======== RECORD EXTRACTS

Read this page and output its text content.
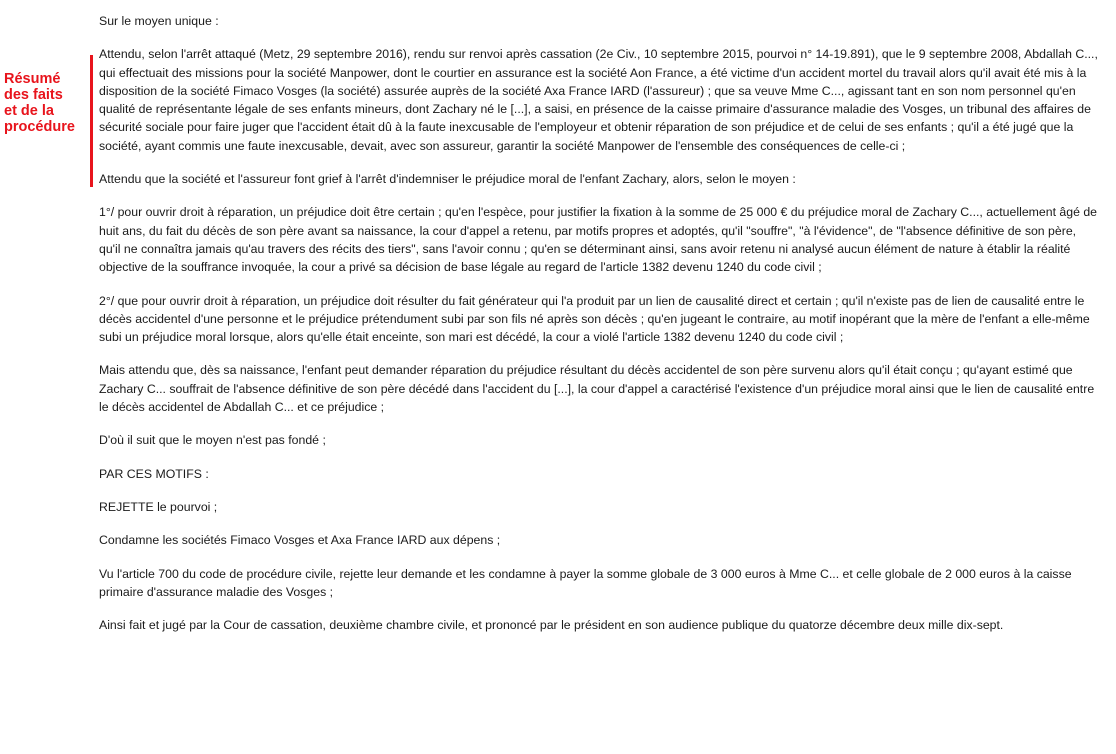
Résumé
des faits
et de la
procédure

Sur le moyen unique :

Attendu, selon l'arrêt attaqué (Metz, 29 septembre 2016), rendu sur renvoi après cassation (2e Civ., 10 septembre 2015, pourvoi n° 14-19.891), que le 9 septembre 2008, Abdallah C..., qui effectuait des missions pour la société Manpower, dont le courtier en assurance est la société Aon France, a été victime d'un accident mortel du travail alors qu'il avait été mis à la disposition de la société Fimaco Vosges (la société) assurée auprès de la société Axa France IARD (l'assureur) ; que sa veuve Mme C..., agissant tant en son nom personnel qu'en qualité de représentante légale de ses enfants mineurs, dont Zachary né le [...], a saisi, en présence de la caisse primaire d'assurance maladie des Vosges, un tribunal des affaires de sécurité sociale pour faire juger que l'accident était dû à la faute inexcusable de l'employeur et obtenir réparation de son préjudice et de celui de ses enfants ; qu'il a été jugé que la société, ayant commis une faute inexcusable, devait, avec son assureur, garantir la société Manpower de l'ensemble des conséquences de celle-ci ;

Attendu que la société et l'assureur font grief à l'arrêt d'indemniser le préjudice moral de l'enfant Zachary, alors, selon le moyen :

1°/ pour ouvrir droit à réparation, un préjudice doit être certain ; qu'en l'espèce, pour justifier la fixation à la somme de 25 000 € du préjudice moral de Zachary C..., actuellement âgé de huit ans, du fait du décès de son père avant sa naissance, la cour d'appel a retenu, par motifs propres et adoptés, qu'il "souffre", "à l'évidence", de "l'absence définitive de son père, qu'il ne connaîtra jamais qu'au travers des récits des tiers", sans l'avoir connu ; qu'en se déterminant ainsi, sans avoir retenu ni analysé aucun élément de nature à établir la réalité objective de la souffrance invoquée, la cour a privé sa décision de base légale au regard de l'article 1382 devenu 1240 du code civil ;

2°/ que pour ouvrir droit à réparation, un préjudice doit résulter du fait générateur qui l'a produit par un lien de causalité direct et certain ; qu'il n'existe pas de lien de causalité entre le décès accidentel d'une personne et le préjudice prétendument subi par son fils né après son décès ; qu'en jugeant le contraire, au motif inopérant que la mère de l'enfant a elle-même subi un préjudice moral lorsque, alors qu'elle était enceinte, son mari est décédé, la cour a violé l'article 1382 devenu 1240 du code civil ;

Mais attendu que, dès sa naissance, l'enfant peut demander réparation du préjudice résultant du décès accidentel de son père survenu alors qu'il était conçu ; qu'ayant estimé que Zachary C... souffrait de l'absence définitive de son père décédé dans l'accident du [...], la cour d'appel a caractérisé l'existence d'un préjudice moral ainsi que le lien de causalité entre le décès accidentel de Abdallah C... et ce préjudice ;

D'où il suit que le moyen n'est pas fondé ;

PAR CES MOTIFS :

REJETTE le pourvoi ;

Condamne les sociétés Fimaco Vosges et Axa France IARD aux dépens ;

Vu l'article 700 du code de procédure civile, rejette leur demande et les condamne à payer la somme globale de 3 000 euros à Mme C... et celle globale de 2 000 euros à la caisse primaire d'assurance maladie des Vosges ;

Ainsi fait et jugé par la Cour de cassation, deuxième chambre civile, et prononcé par le président en son audience publique du quatorze décembre deux mille dix-sept.
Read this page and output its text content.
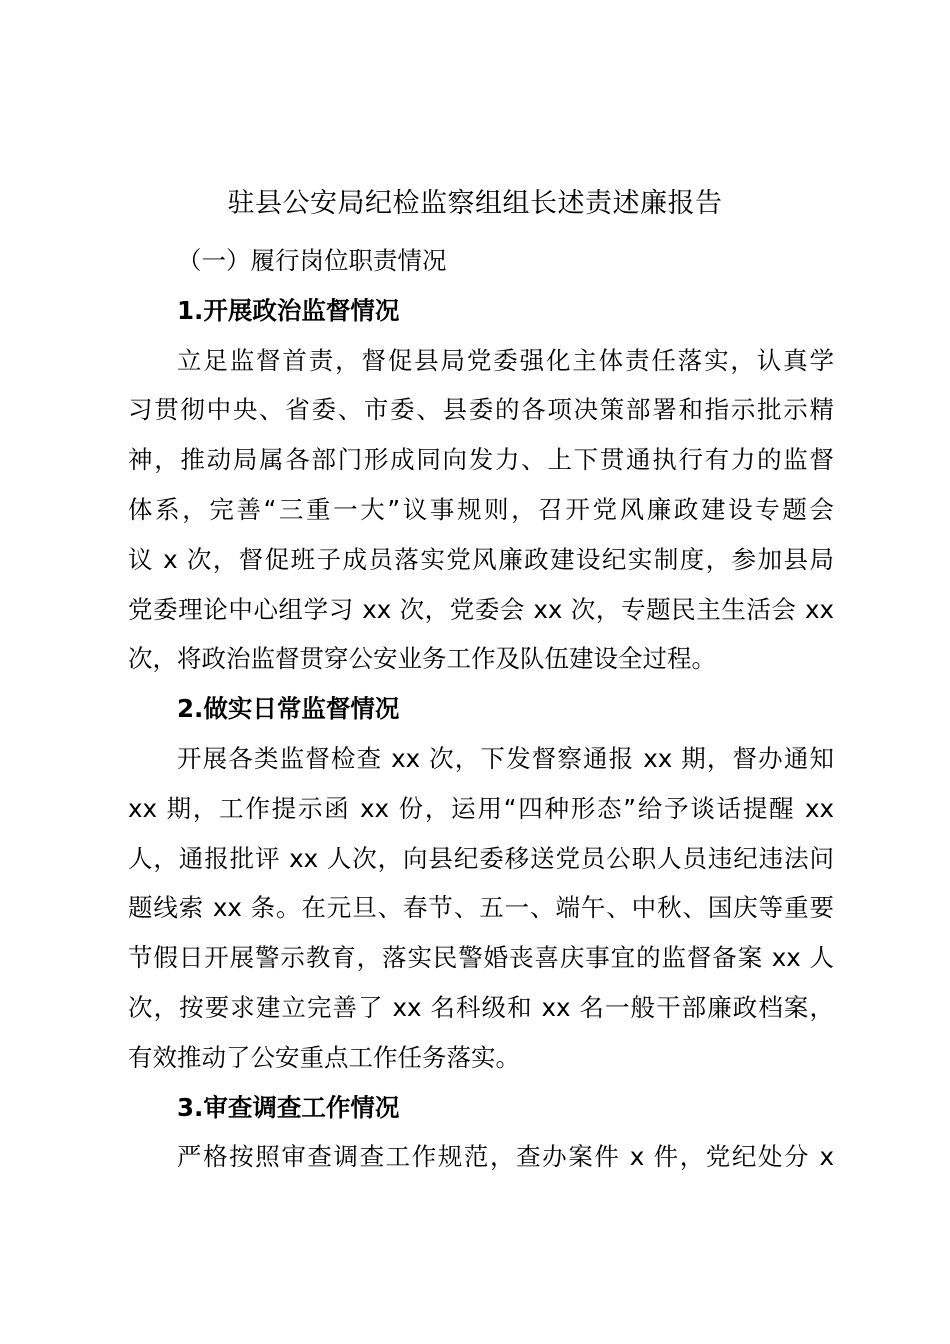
驻县公安局纪检监察组组长述责述廉报告
（一）履行岗位职责情况
1.开展政治监督情况
立足监督首责，督促县局党委强化主体责任落实，认真学
习贯彻中央、省委、市委、县委的各项决策部署和指示批示精
神，推动局属各部门形成同向发力、上下贯通执行有力的监督
体系，完善“三重一大”议事规则，召开党风廉政建设专题会
议 x 次，督促班子成员落实党风廉政建设纪实制度，参加县局
党委理论中心组学习 xx 次，党委会 xx 次，专题民主生活会 xx
次，将政治监督贯穿公安业务工作及队伍建设全过程。
2.做实日常监督情况
开展各类监督检查 xx 次，下发督察通报 xx 期，督办通知
xx 期，工作提示函 xx 份，运用“四种形态”给予谈话提醒 xx
人，通报批评 xx 人次，向县纪委移送党员公职人员违纪违法问
题线索 xx 条。在元旦、春节、五一、端午、中秋、国庆等重要
节假日开展警示教育，落实民警婚丧喜庆事宜的监督备案 xx 人
次，按要求建立完善了 xx 名科级和 xx 名一般干部廉政档案，
有效推动了公安重点工作任务落实。
3.审查调查工作情况
严格按照审查调查工作规范，查办案件 x 件，党纪处分 x
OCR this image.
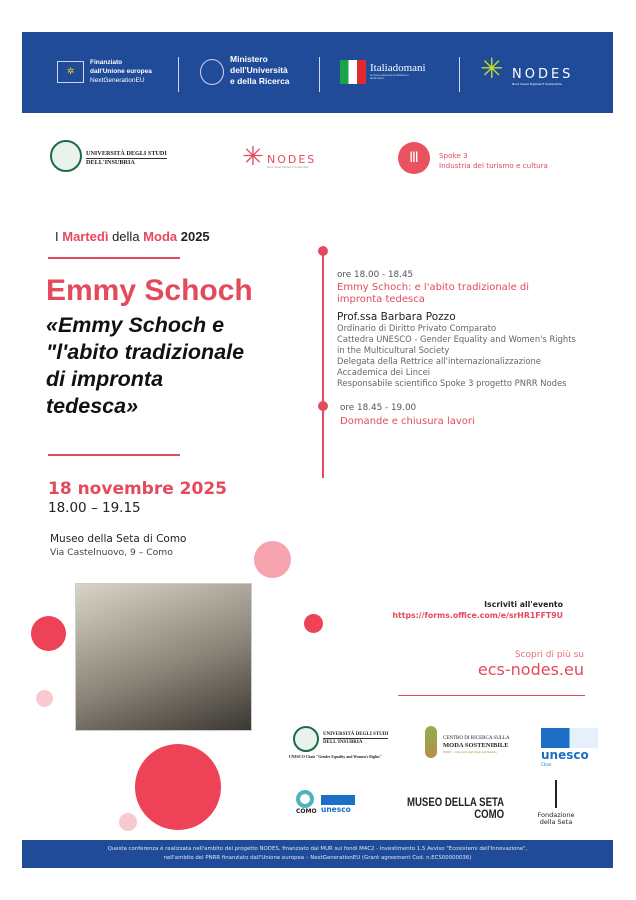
✲
Finanziato
dall'Unione europea
NextGenerationEU
Ministero
dell'Università
e della Ricerca
Italiadomani
PIANO NAZIONALE DI RIPRESA E RESILIENZA	✳ NODES
Nord Ovest Digitale E Sostenibile
UNIVERSITÀ DEGLI STUDI
DELL'INSUBRIA	✳ NODES
Nord Ovest Digitale E Sostenibile
Ⅲ	Spoke 3
Industria del turismo e cultura
I Martedì della Moda 2025
Emmy Schoch
«Emmy Schoch e
"l'abito tradizionale
di impronta
tedesca»
18 novembre 2025
18.00 – 19.15
Museo della Seta di Como
Via Castelnuovo, 9 – Como
ore 18.00 - 18.45
Emmy Schoch: e l'abito tradizionale di impronta tedesca
Prof.ssa Barbara Pozzo
Ordinario di Diritto Privato Comparato
Cattedra UNESCO - Gender Equality and Women's Rights in the Multicultural Society
Delegata della Rettrice all'internazionalizzazione
Accademica dei Lincei
Responsabile scientifico Spoke 3 progetto PNRR Nodes
ore 18.45 - 19.00
Domande e chiusura lavori
Iscriviti all'evento
https://forms.office.com/e/srHR1FFT9U
Scopri di più su
ecs-nodes.eu
UNIVERSITÀ DEGLI STUDI
DELL'INSUBRIA
UNESCO Chair "Gender Equality and Women's Rights"
CENTRO DI RICERCA SULLA
MODA SOSTENIBILE
INDEC - Università degli Studi dell'Insubria	unesco
Chair
COMO unesco
MUSEO DELLA SETA
COMO	Fondazione
della Seta
Questa conferenza è realizzata nell'ambito del progetto NODES, finanziato dal MUR sui fondi M4C2 - Investimento 1.5 Avviso "Ecosistemi dell'Innovazione",
nell'ambito del PNRR finanziato dall'Unione europea – NextGenerationEU (Grant agreement Cod. n.ECS00000036)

================

## WHAT THE TASK ASKS
From the entries, report each line that includes the word "nell".

## ANSWER IN FULL
Questa conferenza è realizzata nell'ambito del progetto NODES, finanziato dal MUR sui fondi M4C2 - Investimento 1.5 Avviso "Ecosistemi dell'Innovazione",
nell'ambito del PNRR finanziato dall'Unione europea – NextGenerationEU (Grant agreement Cod. n.ECS00000036)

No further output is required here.